**WHAT YOU WILL DO:** Pick out and copy every line below that has the word "name".

**EXERCISE INPUTS:**
** start **
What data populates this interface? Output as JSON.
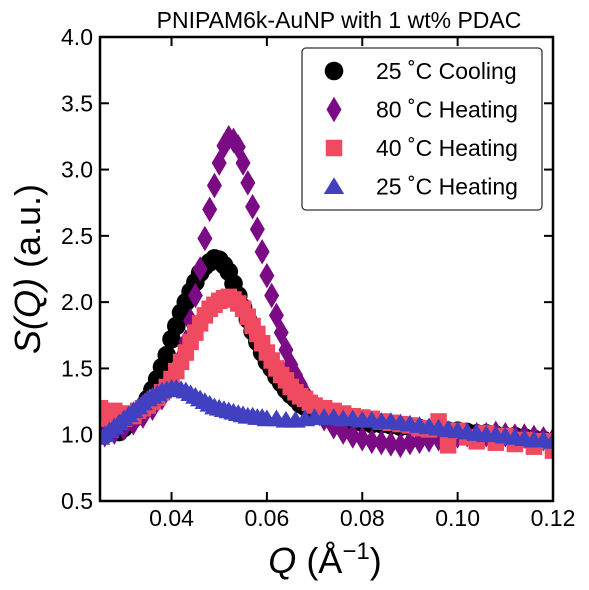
{
  "chart_data": {
    "type": "scatter",
    "title": "PNIPAM6k-AuNP with 1 wt% PDAC",
    "xlabel": {
      "sym": "Q",
      "rest": " (Å",
      "sup": "−1",
      "close": ")"
    },
    "ylabel": {
      "sym": "S(Q)",
      "rest": " (a.u.)"
    },
    "xlim": [
      0.025,
      0.12
    ],
    "ylim": [
      0.5,
      4.0
    ],
    "xticks": [
      0.04,
      0.06,
      0.08,
      0.1,
      0.12
    ],
    "xtick_labels": [
      "0.04",
      "0.06",
      "0.08",
      "0.10",
      "0.12"
    ],
    "yticks": [
      0.5,
      1.0,
      1.5,
      2.0,
      2.5,
      3.0,
      3.5,
      4.0
    ],
    "ytick_labels": [
      "0.5",
      "1.0",
      "1.5",
      "2.0",
      "2.5",
      "3.0",
      "3.5",
      "4.0"
    ],
    "grid": false,
    "legend_position": "top-right",
    "series": [
      {
        "name": "25 °C Cooling",
        "legend_label": "25  ˚C Cooling",
        "marker": "circle",
        "color": "#000000",
        "x": [
          0.026,
          0.027,
          0.028,
          0.029,
          0.03,
          0.031,
          0.032,
          0.033,
          0.034,
          0.035,
          0.036,
          0.037,
          0.038,
          0.039,
          0.04,
          0.041,
          0.042,
          0.043,
          0.044,
          0.045,
          0.046,
          0.047,
          0.048,
          0.049,
          0.05,
          0.051,
          0.052,
          0.053,
          0.054,
          0.055,
          0.056,
          0.057,
          0.058,
          0.059,
          0.06,
          0.061,
          0.062,
          0.063,
          0.064,
          0.065,
          0.066,
          0.067,
          0.068,
          0.069,
          0.07,
          0.072,
          0.074,
          0.076,
          0.078,
          0.08,
          0.082,
          0.084,
          0.086,
          0.088,
          0.09,
          0.092,
          0.094,
          0.096,
          0.098,
          0.1,
          0.102,
          0.104,
          0.106,
          0.108,
          0.11,
          0.112,
          0.114,
          0.116,
          0.118,
          0.12
        ],
        "y": [
          1.0,
          1.02,
          1.04,
          1.02,
          1.05,
          1.08,
          1.12,
          1.16,
          1.21,
          1.27,
          1.34,
          1.42,
          1.51,
          1.6,
          1.72,
          1.82,
          1.92,
          2.0,
          2.08,
          2.15,
          2.22,
          2.27,
          2.3,
          2.33,
          2.32,
          2.28,
          2.23,
          2.14,
          2.05,
          1.96,
          1.87,
          1.78,
          1.7,
          1.62,
          1.55,
          1.5,
          1.44,
          1.39,
          1.34,
          1.3,
          1.27,
          1.23,
          1.21,
          1.19,
          1.17,
          1.14,
          1.12,
          1.11,
          1.1,
          1.09,
          1.08,
          1.08,
          1.07,
          1.06,
          1.06,
          1.05,
          1.04,
          1.04,
          1.03,
          1.03,
          1.02,
          1.01,
          1.01,
          1.0,
          0.99,
          0.99,
          0.98,
          0.97,
          0.96,
          0.94
        ]
      },
      {
        "name": "80 °C Heating",
        "legend_label": "80  ˚C Heating",
        "marker": "diamond",
        "color": "#7b0a85",
        "x": [
          0.026,
          0.028,
          0.03,
          0.032,
          0.034,
          0.036,
          0.038,
          0.04,
          0.042,
          0.043,
          0.044,
          0.045,
          0.046,
          0.047,
          0.048,
          0.049,
          0.05,
          0.051,
          0.052,
          0.053,
          0.054,
          0.055,
          0.056,
          0.057,
          0.058,
          0.059,
          0.06,
          0.061,
          0.062,
          0.063,
          0.064,
          0.065,
          0.066,
          0.067,
          0.068,
          0.069,
          0.07,
          0.071,
          0.072,
          0.074,
          0.076,
          0.078,
          0.08,
          0.082,
          0.084,
          0.086,
          0.088,
          0.09,
          0.092,
          0.094,
          0.096,
          0.098,
          0.1,
          0.102,
          0.104,
          0.106,
          0.108,
          0.11,
          0.112,
          0.114,
          0.116,
          0.118,
          0.12
        ],
        "y": [
          1.0,
          1.02,
          1.05,
          1.09,
          1.14,
          1.2,
          1.28,
          1.4,
          1.58,
          1.7,
          1.86,
          2.05,
          2.25,
          2.48,
          2.7,
          2.88,
          3.05,
          3.18,
          3.24,
          3.22,
          3.17,
          3.05,
          2.9,
          2.72,
          2.55,
          2.38,
          2.2,
          2.05,
          1.9,
          1.77,
          1.64,
          1.53,
          1.45,
          1.38,
          1.31,
          1.25,
          1.21,
          1.16,
          1.12,
          1.06,
          1.02,
          0.99,
          0.97,
          0.95,
          0.94,
          0.93,
          0.92,
          0.94,
          0.95,
          0.96,
          0.97,
          0.98,
          0.99,
          1.0,
          1.0,
          1.0,
          1.01,
          1.0,
          0.99,
          0.99,
          0.98,
          0.97,
          0.96
        ]
      },
      {
        "name": "40 °C Heating",
        "legend_label": "40  ˚C Heating",
        "marker": "square",
        "color": "#f04a60",
        "x": [
          0.025,
          0.026,
          0.027,
          0.028,
          0.029,
          0.03,
          0.031,
          0.032,
          0.033,
          0.034,
          0.035,
          0.036,
          0.037,
          0.038,
          0.039,
          0.04,
          0.041,
          0.042,
          0.043,
          0.044,
          0.045,
          0.046,
          0.047,
          0.048,
          0.049,
          0.05,
          0.051,
          0.052,
          0.053,
          0.054,
          0.055,
          0.056,
          0.057,
          0.058,
          0.059,
          0.06,
          0.061,
          0.062,
          0.063,
          0.064,
          0.065,
          0.066,
          0.067,
          0.068,
          0.069,
          0.07,
          0.072,
          0.074,
          0.076,
          0.078,
          0.08,
          0.082,
          0.084,
          0.086,
          0.088,
          0.09,
          0.092,
          0.094,
          0.096,
          0.098,
          0.1,
          0.102,
          0.104,
          0.106,
          0.108,
          0.11,
          0.112,
          0.114,
          0.116,
          0.118,
          0.12
        ],
        "y": [
          1.2,
          1.16,
          1.12,
          1.18,
          1.15,
          1.12,
          1.16,
          1.14,
          1.18,
          1.2,
          1.22,
          1.25,
          1.28,
          1.32,
          1.36,
          1.42,
          1.48,
          1.55,
          1.62,
          1.7,
          1.77,
          1.84,
          1.9,
          1.95,
          1.98,
          2.01,
          2.03,
          2.04,
          2.02,
          1.99,
          1.95,
          1.89,
          1.82,
          1.76,
          1.69,
          1.62,
          1.56,
          1.5,
          1.45,
          1.41,
          1.36,
          1.32,
          1.29,
          1.27,
          1.24,
          1.22,
          1.2,
          1.18,
          1.16,
          1.14,
          1.13,
          1.12,
          1.1,
          1.09,
          1.08,
          1.07,
          1.05,
          1.04,
          1.1,
          0.92,
          1.03,
          0.98,
          0.95,
          1.01,
          0.94,
          0.99,
          0.93,
          0.96,
          0.91,
          0.95,
          0.88
        ]
      },
      {
        "name": "25 °C Heating",
        "legend_label": "25  ˚C Heating",
        "marker": "triangle",
        "color": "#4040c0",
        "x": [
          0.025,
          0.026,
          0.027,
          0.028,
          0.029,
          0.03,
          0.031,
          0.032,
          0.033,
          0.034,
          0.035,
          0.036,
          0.037,
          0.038,
          0.039,
          0.04,
          0.041,
          0.042,
          0.043,
          0.044,
          0.045,
          0.046,
          0.047,
          0.048,
          0.049,
          0.05,
          0.051,
          0.052,
          0.053,
          0.054,
          0.055,
          0.056,
          0.057,
          0.058,
          0.059,
          0.06,
          0.062,
          0.064,
          0.066,
          0.068,
          0.07,
          0.072,
          0.074,
          0.076,
          0.078,
          0.08,
          0.082,
          0.084,
          0.086,
          0.088,
          0.09,
          0.092,
          0.094,
          0.096,
          0.098,
          0.1,
          0.102,
          0.104,
          0.106,
          0.108,
          0.11,
          0.112,
          0.114,
          0.116,
          0.118,
          0.12
        ],
        "y": [
          0.98,
          1.0,
          1.03,
          1.06,
          1.09,
          1.12,
          1.15,
          1.18,
          1.21,
          1.24,
          1.27,
          1.29,
          1.31,
          1.33,
          1.34,
          1.35,
          1.35,
          1.34,
          1.33,
          1.31,
          1.29,
          1.27,
          1.25,
          1.23,
          1.21,
          1.2,
          1.19,
          1.18,
          1.17,
          1.16,
          1.15,
          1.14,
          1.14,
          1.13,
          1.13,
          1.12,
          1.12,
          1.11,
          1.11,
          1.12,
          1.13,
          1.13,
          1.13,
          1.12,
          1.12,
          1.11,
          1.11,
          1.1,
          1.1,
          1.09,
          1.08,
          1.07,
          1.06,
          1.05,
          1.04,
          1.03,
          1.02,
          1.01,
          1.0,
          1.0,
          0.99,
          0.98,
          0.97,
          0.96,
          0.96,
          0.95
        ]
      }
    ]
  }
}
** end **
**OUTPUT:**
        "name": "25 °C Cooling",
        "name": "80 °C Heating",
        "name": "40 °C Heating",
        "name": "25 °C Heating",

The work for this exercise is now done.